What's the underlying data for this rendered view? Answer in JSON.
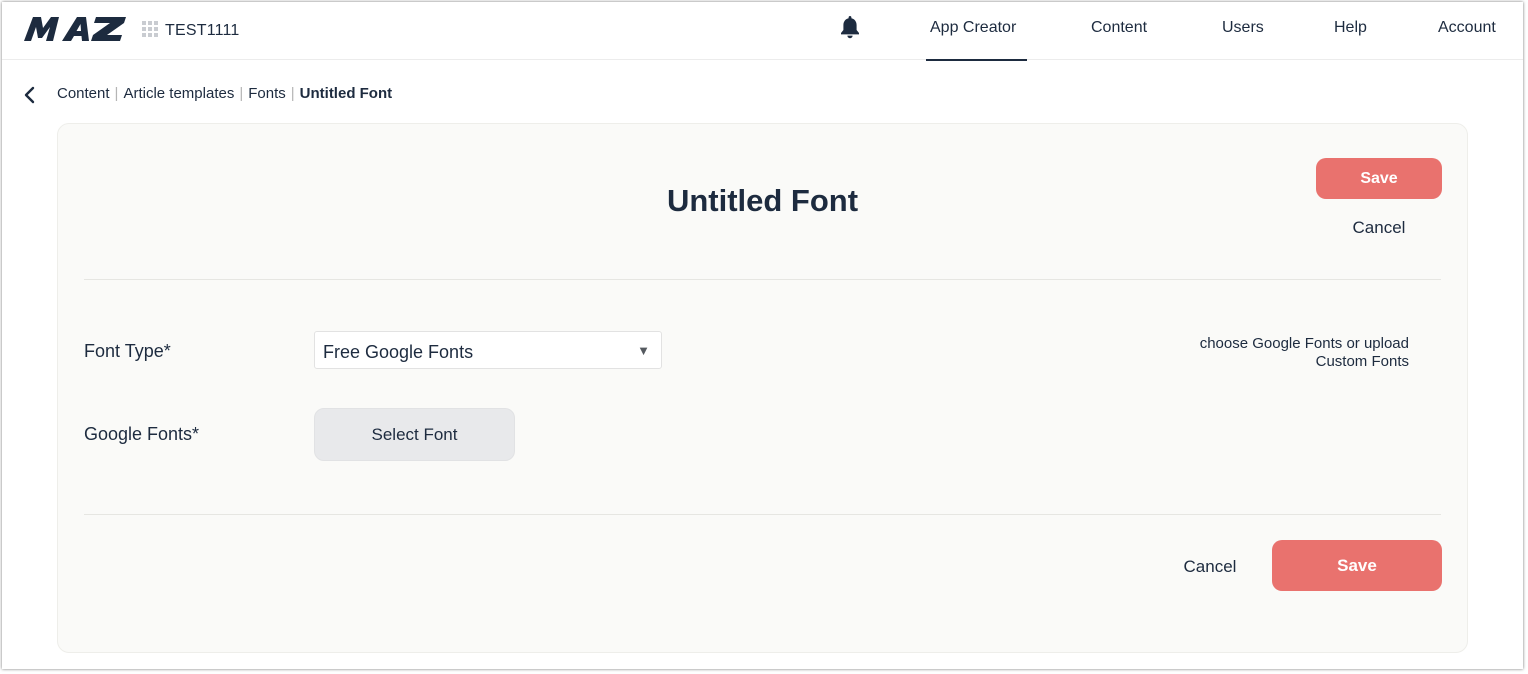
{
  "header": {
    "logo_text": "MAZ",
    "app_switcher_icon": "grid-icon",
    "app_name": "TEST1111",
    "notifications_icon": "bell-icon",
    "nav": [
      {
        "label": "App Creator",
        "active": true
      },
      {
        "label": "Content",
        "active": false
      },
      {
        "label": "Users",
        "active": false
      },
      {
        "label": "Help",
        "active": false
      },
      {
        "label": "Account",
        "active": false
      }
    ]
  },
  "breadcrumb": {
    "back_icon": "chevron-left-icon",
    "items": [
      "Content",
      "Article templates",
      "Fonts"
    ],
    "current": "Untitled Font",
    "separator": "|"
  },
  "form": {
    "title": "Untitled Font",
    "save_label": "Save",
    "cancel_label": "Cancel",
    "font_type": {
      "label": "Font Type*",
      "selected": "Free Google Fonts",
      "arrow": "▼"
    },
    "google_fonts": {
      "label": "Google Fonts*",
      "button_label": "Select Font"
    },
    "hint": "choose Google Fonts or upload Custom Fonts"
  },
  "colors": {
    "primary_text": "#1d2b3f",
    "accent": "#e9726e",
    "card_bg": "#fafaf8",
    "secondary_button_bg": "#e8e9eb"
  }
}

..........

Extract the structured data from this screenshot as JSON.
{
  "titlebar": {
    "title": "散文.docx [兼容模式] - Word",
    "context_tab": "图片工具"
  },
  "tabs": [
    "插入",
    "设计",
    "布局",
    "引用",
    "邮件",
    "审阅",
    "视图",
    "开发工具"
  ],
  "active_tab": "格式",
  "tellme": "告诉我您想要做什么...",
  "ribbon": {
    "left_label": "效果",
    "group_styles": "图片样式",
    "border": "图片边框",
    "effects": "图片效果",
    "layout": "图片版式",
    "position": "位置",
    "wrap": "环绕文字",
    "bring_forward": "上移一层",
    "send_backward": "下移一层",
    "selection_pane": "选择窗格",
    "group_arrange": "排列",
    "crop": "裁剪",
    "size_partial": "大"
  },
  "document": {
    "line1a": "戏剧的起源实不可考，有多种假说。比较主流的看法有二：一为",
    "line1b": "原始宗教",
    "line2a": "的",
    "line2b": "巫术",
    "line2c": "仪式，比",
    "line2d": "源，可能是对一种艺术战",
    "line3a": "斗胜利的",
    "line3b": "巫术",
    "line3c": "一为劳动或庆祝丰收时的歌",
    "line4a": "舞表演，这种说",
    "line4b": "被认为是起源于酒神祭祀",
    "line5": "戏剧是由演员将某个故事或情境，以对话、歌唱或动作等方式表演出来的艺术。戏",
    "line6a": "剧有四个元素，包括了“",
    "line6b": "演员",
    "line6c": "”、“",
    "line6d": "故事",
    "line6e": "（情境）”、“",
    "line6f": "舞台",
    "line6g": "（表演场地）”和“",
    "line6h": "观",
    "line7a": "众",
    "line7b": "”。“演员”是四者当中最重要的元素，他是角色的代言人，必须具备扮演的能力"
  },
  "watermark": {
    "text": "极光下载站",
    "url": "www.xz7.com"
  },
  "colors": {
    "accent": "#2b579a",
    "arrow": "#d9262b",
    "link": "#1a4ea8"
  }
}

..........

THE EXERCISE - Which lines in the listing above hold the word "data"? Show each of them.

TASK OUTPUT -
What's the underlying data for this rendered view? Answer in JSON.
Extract the structured data from this screenshot as JSON.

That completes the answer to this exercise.